[Part of a data file]

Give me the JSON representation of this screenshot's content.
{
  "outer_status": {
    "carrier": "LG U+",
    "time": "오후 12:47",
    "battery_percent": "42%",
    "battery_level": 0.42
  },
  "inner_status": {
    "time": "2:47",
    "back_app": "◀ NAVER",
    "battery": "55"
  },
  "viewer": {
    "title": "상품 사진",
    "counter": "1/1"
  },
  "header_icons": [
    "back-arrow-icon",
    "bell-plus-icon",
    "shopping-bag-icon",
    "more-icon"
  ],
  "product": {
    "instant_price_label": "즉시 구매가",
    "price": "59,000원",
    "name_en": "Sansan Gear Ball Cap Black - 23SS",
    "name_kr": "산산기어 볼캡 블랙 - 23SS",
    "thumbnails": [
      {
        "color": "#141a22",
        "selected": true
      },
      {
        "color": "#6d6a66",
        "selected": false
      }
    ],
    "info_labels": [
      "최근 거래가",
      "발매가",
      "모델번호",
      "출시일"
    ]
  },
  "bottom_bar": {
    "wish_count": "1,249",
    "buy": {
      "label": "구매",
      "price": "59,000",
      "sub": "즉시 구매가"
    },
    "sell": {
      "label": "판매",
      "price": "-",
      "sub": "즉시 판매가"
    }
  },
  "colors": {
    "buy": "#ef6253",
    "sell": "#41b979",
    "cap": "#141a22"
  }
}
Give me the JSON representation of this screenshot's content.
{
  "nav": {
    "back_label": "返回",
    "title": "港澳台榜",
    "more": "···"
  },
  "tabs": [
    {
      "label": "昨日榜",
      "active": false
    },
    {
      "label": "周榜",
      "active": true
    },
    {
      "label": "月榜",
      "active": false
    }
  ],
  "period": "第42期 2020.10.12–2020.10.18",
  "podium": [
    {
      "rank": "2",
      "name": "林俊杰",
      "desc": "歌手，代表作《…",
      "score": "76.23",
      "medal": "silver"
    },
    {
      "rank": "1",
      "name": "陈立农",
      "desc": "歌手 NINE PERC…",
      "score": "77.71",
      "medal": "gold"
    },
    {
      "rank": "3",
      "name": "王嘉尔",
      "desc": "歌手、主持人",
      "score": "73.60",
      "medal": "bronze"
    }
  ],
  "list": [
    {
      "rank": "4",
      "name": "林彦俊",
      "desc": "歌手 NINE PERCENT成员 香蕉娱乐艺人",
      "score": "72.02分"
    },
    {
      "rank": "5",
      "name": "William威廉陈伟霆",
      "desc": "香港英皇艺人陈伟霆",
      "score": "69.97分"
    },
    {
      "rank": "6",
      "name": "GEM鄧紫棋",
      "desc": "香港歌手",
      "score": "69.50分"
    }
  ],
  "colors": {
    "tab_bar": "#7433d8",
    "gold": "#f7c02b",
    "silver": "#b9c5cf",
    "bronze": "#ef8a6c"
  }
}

### PROBLEM TO SOLVE
Retype the data exactly as given.

### EXERCISE RESPONSE
Give me the JSON representation of this screenshot's content.
{
  "outer_status": {
    "carrier": "LG U+",
    "time": "오후 12:47",
    "battery_percent": "42%",
    "battery_level": 0.42
  },
  "inner_status": {
    "time": "2:47",
    "back_app": "◀ NAVER",
    "battery": "55"
  },
  "viewer": {
    "title": "상품 사진",
    "counter": "1/1"
  },
  "header_icons": [
    "back-arrow-icon",
    "bell-plus-icon",
    "shopping-bag-icon",
    "more-icon"
  ],
  "product": {
    "instant_price_label": "즉시 구매가",
    "price": "59,000원",
    "name_en": "Sansan Gear Ball Cap Black - 23SS",
    "name_kr": "산산기어 볼캡 블랙 - 23SS",
    "thumbnails": [
      {
        "color": "#141a22",
        "selected": true
      },
      {
        "color": "#6d6a66",
        "selected": false
      }
    ],
    "info_labels": [
      "최근 거래가",
      "발매가",
      "모델번호",
      "출시일"
    ]
  },
  "bottom_bar": {
    "wish_count": "1,249",
    "buy": {
      "label": "구매",
      "price": "59,000",
      "sub": "즉시 구매가"
    },
    "sell": {
      "label": "판매",
      "price": "-",
      "sub": "즉시 판매가"
    }
  },
  "colors": {
    "buy": "#ef6253",
    "sell": "#41b979",
    "cap": "#141a22"
  }
}
Give me the JSON representation of this screenshot's content.
{
  "nav": {
    "back_label": "返回",
    "title": "港澳台榜",
    "more": "···"
  },
  "tabs": [
    {
      "label": "昨日榜",
      "active": false
    },
    {
      "label": "周榜",
      "active": true
    },
    {
      "label": "月榜",
      "active": false
    }
  ],
  "period": "第42期 2020.10.12–2020.10.18",
  "podium": [
    {
      "rank": "2",
      "name": "林俊杰",
      "desc": "歌手，代表作《…",
      "score": "76.23",
      "medal": "silver"
    },
    {
      "rank": "1",
      "name": "陈立农",
      "desc": "歌手 NINE PERC…",
      "score": "77.71",
      "medal": "gold"
    },
    {
      "rank": "3",
      "name": "王嘉尔",
      "desc": "歌手、主持人",
      "score": "73.60",
      "medal": "bronze"
    }
  ],
  "list": [
    {
      "rank": "4",
      "name": "林彦俊",
      "desc": "歌手 NINE PERCENT成员 香蕉娱乐艺人",
      "score": "72.02分"
    },
    {
      "rank": "5",
      "name": "William威廉陈伟霆",
      "desc": "香港英皇艺人陈伟霆",
      "score": "69.97分"
    },
    {
      "rank": "6",
      "name": "GEM鄧紫棋",
      "desc": "香港歌手",
      "score": "69.50分"
    }
  ],
  "colors": {
    "tab_bar": "#7433d8",
    "gold": "#f7c02b",
    "silver": "#b9c5cf",
    "bronze": "#ef8a6c"
  }
}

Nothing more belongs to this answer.